- [Stated goal]: Work through the data and report how many lines include the string "name", giving the number alone.

[Dataset listings of figures]
========

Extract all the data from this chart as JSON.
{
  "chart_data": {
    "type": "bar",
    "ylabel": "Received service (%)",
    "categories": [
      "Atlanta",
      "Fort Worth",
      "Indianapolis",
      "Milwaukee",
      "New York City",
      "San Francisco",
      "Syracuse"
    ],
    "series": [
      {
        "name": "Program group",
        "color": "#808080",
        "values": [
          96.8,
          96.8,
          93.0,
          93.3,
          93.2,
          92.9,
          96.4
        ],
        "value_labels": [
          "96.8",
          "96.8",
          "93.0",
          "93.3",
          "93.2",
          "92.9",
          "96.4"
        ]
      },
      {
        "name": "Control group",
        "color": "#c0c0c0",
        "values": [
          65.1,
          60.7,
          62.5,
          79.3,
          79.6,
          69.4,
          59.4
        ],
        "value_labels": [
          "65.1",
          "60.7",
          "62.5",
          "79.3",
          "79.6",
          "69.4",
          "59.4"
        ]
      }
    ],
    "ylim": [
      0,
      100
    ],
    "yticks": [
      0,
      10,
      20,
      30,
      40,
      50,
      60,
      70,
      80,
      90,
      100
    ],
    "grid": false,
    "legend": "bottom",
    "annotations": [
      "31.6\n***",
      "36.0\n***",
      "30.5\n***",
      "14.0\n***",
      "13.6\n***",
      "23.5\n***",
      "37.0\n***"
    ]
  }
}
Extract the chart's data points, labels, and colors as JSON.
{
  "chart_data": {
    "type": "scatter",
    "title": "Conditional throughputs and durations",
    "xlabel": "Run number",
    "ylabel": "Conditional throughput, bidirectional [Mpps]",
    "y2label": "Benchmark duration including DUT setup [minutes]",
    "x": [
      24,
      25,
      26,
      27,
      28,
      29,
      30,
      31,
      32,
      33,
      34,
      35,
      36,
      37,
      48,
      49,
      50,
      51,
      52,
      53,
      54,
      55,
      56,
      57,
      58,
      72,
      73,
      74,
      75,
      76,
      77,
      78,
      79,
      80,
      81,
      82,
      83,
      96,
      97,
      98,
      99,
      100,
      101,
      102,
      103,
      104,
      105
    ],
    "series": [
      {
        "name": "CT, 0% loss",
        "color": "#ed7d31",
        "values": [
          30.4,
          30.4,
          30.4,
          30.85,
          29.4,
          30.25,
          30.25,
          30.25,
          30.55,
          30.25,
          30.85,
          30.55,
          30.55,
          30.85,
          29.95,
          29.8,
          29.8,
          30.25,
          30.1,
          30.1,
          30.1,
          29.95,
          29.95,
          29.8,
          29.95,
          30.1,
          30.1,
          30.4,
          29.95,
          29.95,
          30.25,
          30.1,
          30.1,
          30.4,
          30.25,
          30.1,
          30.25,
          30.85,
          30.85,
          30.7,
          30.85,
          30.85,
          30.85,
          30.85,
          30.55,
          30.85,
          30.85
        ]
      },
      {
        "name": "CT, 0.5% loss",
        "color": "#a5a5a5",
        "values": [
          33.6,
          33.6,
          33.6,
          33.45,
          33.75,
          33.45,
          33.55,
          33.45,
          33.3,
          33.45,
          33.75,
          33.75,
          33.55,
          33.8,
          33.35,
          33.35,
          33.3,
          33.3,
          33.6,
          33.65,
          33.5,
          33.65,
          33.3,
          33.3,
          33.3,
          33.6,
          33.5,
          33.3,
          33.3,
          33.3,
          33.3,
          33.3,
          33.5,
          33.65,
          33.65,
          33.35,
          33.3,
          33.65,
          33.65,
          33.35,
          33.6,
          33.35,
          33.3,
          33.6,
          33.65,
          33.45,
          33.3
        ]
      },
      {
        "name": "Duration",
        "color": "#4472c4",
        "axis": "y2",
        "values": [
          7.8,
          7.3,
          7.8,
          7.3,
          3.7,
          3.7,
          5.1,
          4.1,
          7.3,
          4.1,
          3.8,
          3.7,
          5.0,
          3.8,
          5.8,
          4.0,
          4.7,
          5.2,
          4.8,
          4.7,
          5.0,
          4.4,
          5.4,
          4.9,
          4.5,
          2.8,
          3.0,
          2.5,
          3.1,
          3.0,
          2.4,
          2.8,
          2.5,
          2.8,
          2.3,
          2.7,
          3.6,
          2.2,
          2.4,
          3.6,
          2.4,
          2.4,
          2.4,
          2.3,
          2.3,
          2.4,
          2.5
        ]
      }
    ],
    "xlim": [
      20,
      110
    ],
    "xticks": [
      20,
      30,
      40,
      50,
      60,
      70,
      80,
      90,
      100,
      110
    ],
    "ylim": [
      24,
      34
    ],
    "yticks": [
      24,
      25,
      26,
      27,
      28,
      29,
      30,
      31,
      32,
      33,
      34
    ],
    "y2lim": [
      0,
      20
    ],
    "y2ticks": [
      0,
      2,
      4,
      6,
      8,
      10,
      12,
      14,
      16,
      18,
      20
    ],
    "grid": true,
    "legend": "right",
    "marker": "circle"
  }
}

========

- [Written answer]: 5